• [Written instruction]: Where a line below holds the string "summary", copy that line.

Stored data
-*-

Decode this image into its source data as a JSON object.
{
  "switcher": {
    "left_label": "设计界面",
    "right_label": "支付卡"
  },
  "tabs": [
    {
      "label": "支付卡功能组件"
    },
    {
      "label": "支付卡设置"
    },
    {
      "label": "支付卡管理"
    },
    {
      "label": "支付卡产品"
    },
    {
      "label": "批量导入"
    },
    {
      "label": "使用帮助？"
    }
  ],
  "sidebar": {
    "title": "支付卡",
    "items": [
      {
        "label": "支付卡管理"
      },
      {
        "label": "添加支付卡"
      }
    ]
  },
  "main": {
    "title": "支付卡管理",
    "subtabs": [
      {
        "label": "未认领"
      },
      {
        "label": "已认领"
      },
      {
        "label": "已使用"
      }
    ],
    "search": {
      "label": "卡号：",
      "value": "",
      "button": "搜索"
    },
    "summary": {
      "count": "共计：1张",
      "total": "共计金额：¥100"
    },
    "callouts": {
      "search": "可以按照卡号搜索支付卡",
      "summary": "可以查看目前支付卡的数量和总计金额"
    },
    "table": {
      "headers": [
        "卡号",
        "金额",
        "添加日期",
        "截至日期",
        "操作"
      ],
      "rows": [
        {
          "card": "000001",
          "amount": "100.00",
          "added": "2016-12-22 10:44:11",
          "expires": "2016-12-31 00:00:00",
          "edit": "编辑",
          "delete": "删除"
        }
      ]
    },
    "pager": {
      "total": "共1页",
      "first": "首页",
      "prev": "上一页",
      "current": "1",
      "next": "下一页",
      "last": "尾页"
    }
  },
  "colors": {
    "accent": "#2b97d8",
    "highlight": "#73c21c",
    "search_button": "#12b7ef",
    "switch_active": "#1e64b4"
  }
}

-*-

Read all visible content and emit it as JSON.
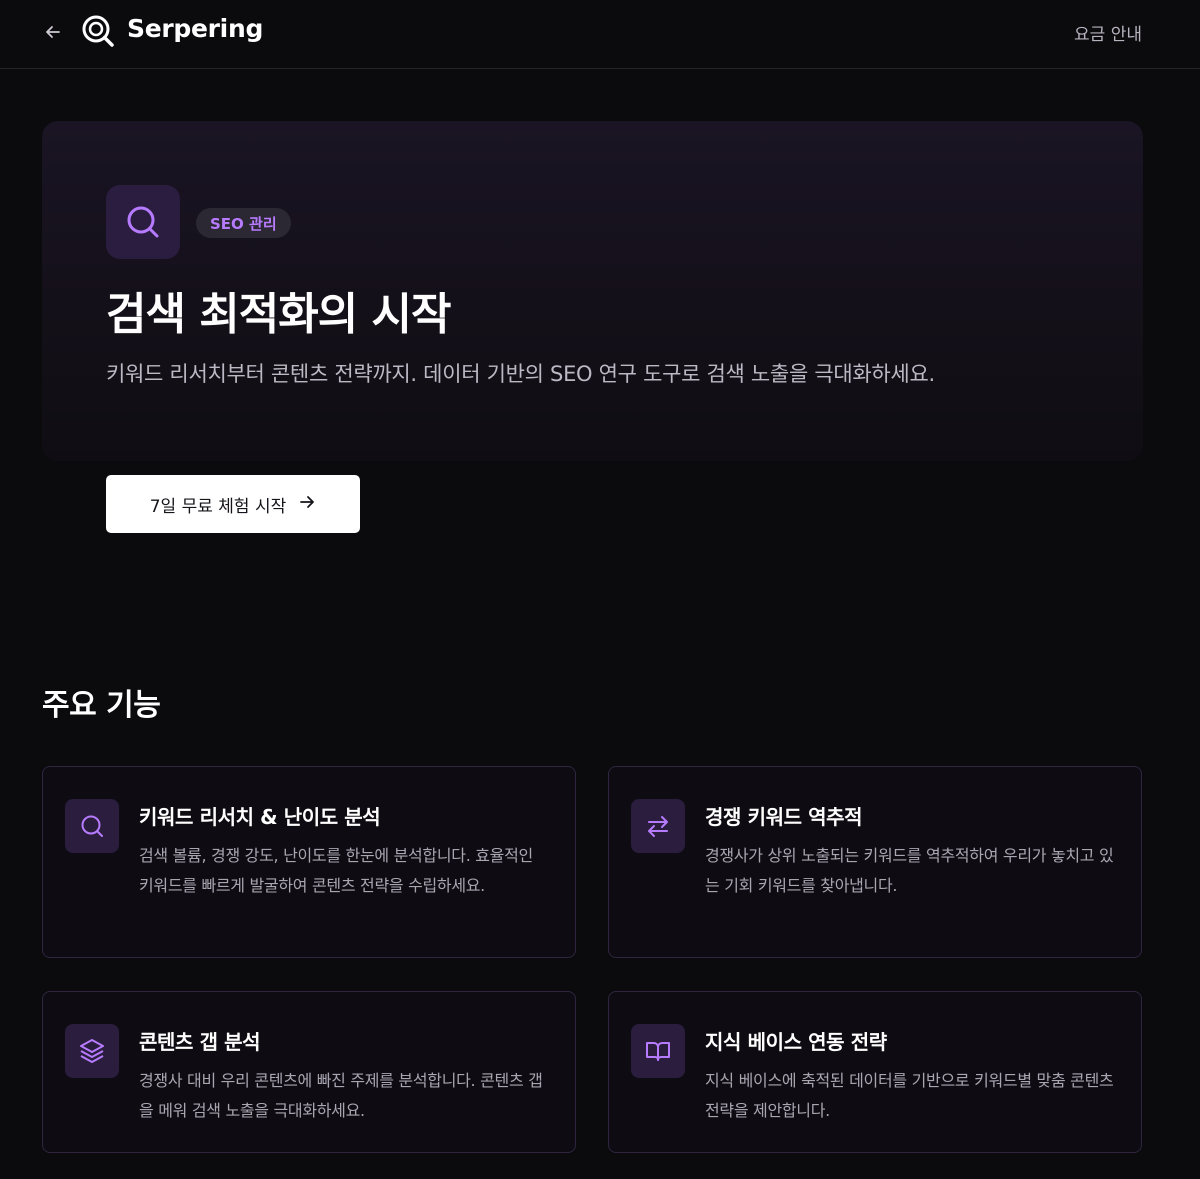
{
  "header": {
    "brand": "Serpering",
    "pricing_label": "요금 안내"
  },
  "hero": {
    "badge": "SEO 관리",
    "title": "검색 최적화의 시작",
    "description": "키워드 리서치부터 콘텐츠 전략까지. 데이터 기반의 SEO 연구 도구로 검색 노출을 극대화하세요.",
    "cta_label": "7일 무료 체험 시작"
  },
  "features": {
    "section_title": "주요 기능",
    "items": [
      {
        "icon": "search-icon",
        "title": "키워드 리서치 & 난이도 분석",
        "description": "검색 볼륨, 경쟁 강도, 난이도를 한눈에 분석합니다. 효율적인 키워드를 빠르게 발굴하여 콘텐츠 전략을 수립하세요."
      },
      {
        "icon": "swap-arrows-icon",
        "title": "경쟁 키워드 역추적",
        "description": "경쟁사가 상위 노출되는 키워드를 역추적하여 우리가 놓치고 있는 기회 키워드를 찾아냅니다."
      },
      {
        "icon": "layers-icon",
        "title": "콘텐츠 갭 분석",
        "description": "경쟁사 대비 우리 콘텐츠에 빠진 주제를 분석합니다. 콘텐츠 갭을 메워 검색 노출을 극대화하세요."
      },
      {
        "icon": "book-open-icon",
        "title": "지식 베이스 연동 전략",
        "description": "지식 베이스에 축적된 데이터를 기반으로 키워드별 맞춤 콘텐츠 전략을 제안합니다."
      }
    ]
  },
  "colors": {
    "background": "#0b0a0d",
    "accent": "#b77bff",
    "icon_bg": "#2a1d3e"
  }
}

-*-

• [Task result]:
    "summary": {
      "summary": "可以查看目前支付卡的数量和总计金额"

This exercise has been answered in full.